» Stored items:
○ ○ ○

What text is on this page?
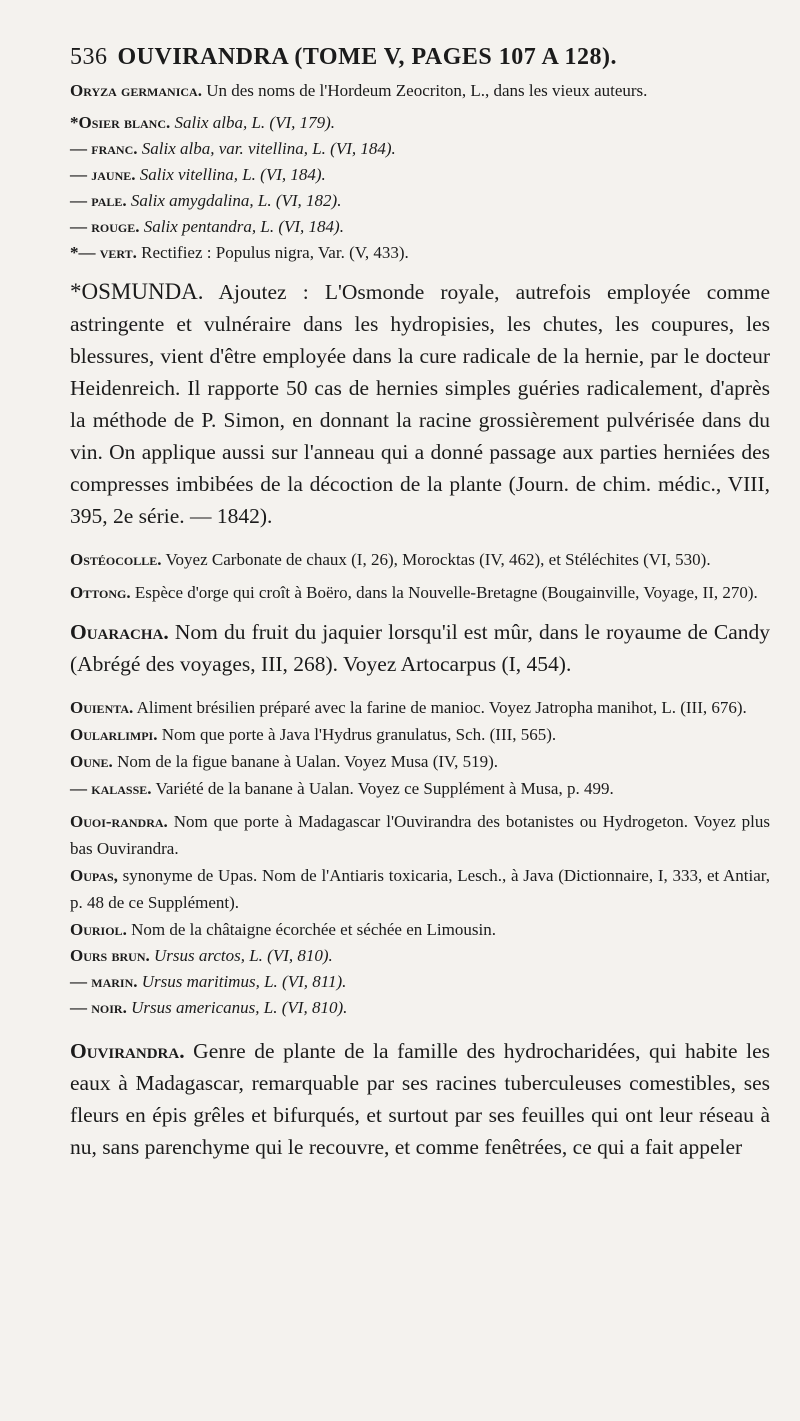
536 OUVIRANDRA (TOME V, PAGES 107 A 128).

Oryza germanica. Un des noms de l'Hordeum Zeocriton, L., dans les vieux auteurs.

*Osier blanc. Salix alba, L. (VI, 179).

— franc. Salix alba, var. vitellina, L. (VI, 184).

— jaune. Salix vitellina, L. (VI, 184).

— pale. Salix amygdalina, L. (VI, 182).

— rouge. Salix pentandra, L. (VI, 184).

*— vert. Rectifiez : Populus nigra, Var. (V, 433).

*OSMUNDA. Ajoutez : L'Osmonde royale, autrefois employée comme astringente et vulnéraire dans les hydropisies, les chutes, les coupures, les blessures, vient d'être employée dans la cure radicale de la hernie, par le docteur Heidenreich. Il rapporte 50 cas de hernies simples guéries radicalement, d'après la méthode de P. Simon, en donnant la racine grossièrement pulvérisée dans du vin. On applique aussi sur l'anneau qui a donné passage aux parties herniées des compresses imbibées de la décoction de la plante (Journ. de chim. médic., VIII, 395, 2e série. — 1842).

Ostéocolle. Voyez Carbonate de chaux (I, 26), Morocktas (IV, 462), et Stéléchites (VI, 530).

Ottong. Espèce d'orge qui croît à Boëro, dans la Nouvelle-Bretagne (Bougainville, Voyage, II, 270).

Ouaracha. Nom du fruit du jaquier lorsqu'il est mûr, dans le royaume de Candy (Abrégé des voyages, III, 268). Voyez Artocarpus (I, 454).

Ouienta. Aliment brésilien préparé avec la farine de manioc. Voyez Jatropha manihot, L. (III, 676).

Oularlimpi. Nom que porte à Java l'Hydrus granulatus, Sch. (III, 565).

Oune. Nom de la figue banane à Ualan. Voyez Musa (IV, 519).

— kalasse. Variété de la banane à Ualan. Voyez ce Supplément à Musa, p. 499.

Ouoi-randra. Nom que porte à Madagascar l'Ouvirandra des botanistes ou Hydrogeton. Voyez plus bas Ouvirandra.

Oupas, synonyme de Upas. Nom de l'Antiaris toxicaria, Lesch., à Java (Dictionnaire, I, 333, et Antiar, p. 48 de ce Supplément).

Ouriol. Nom de la châtaigne écorchée et séchée en Limousin.

Ours brun. Ursus arctos, L. (VI, 810).

— marin. Ursus maritimus, L. (VI, 811).

— noir. Ursus americanus, L. (VI, 810).

Ouvirandra. Genre de plante de la famille des hydrocharidées, qui habite les eaux à Madagascar, remarquable par ses racines tuberculeuses comestibles, ses fleurs en épis grêles et bifurqués, et surtout par ses feuilles qui ont leur réseau à nu, sans parenchyme qui le recouvre, et comme fenêtrées, ce qui a fait appeler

○ ○ ○

» Stated exercise:
Copy every single line of the material above that holds "Madagascar".

» The output:
Ouoi-randra. Nom que porte à Madagascar l'Ouvirandra des botanistes ou Hydrogeton. Voyez plus bas Ouvirandra.
Ouvirandra. Genre de plante de la famille des hydrocharidées, qui habite les eaux à Madagascar, remarquable par ses racines tuberculeuses comestibles, ses fleurs en épis grêles et bifurqués, et surtout par ses feuilles qui ont leur réseau à nu, sans parenchyme qui le recouvre, et comme fenêtrées, ce qui a fait appeler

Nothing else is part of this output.